Task statement: Can all of these lines be returned exactly?

━━━━

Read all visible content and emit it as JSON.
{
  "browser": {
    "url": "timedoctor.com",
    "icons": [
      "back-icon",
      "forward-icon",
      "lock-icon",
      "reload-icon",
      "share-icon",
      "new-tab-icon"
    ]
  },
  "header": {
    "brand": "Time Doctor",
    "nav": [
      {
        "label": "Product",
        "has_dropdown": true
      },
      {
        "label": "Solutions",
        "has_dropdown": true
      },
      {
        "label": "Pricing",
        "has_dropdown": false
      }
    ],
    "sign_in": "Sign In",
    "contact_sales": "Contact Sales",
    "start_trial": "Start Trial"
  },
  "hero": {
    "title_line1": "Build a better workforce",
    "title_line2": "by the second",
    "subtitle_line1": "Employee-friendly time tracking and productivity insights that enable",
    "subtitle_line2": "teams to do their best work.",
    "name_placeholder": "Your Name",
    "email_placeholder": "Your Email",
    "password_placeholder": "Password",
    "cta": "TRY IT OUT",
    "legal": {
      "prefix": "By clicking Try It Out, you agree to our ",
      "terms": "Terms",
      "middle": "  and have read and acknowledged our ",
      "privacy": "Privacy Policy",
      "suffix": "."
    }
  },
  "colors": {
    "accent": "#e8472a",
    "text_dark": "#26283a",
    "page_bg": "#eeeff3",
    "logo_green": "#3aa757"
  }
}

━━━━

Response below:
Read all visible content and emit it as JSON.
{
  "browser": {
    "url": "timedoctor.com",
    "icons": [
      "back-icon",
      "forward-icon",
      "lock-icon",
      "reload-icon",
      "share-icon",
      "new-tab-icon"
    ]
  },
  "header": {
    "brand": "Time Doctor",
    "nav": [
      {
        "label": "Product",
        "has_dropdown": true
      },
      {
        "label": "Solutions",
        "has_dropdown": true
      },
      {
        "label": "Pricing",
        "has_dropdown": false
      }
    ],
    "sign_in": "Sign In",
    "contact_sales": "Contact Sales",
    "start_trial": "Start Trial"
  },
  "hero": {
    "title_line1": "Build a better workforce",
    "title_line2": "by the second",
    "subtitle_line1": "Employee-friendly time tracking and productivity insights that enable",
    "subtitle_line2": "teams to do their best work.",
    "name_placeholder": "Your Name",
    "email_placeholder": "Your Email",
    "password_placeholder": "Password",
    "cta": "TRY IT OUT",
    "legal": {
      "prefix": "By clicking Try It Out, you agree to our ",
      "terms": "Terms",
      "middle": "  and have read and acknowledged our ",
      "privacy": "Privacy Policy",
      "suffix": "."
    }
  },
  "colors": {
    "accent": "#e8472a",
    "text_dark": "#26283a",
    "page_bg": "#eeeff3",
    "logo_green": "#3aa757"
  }
}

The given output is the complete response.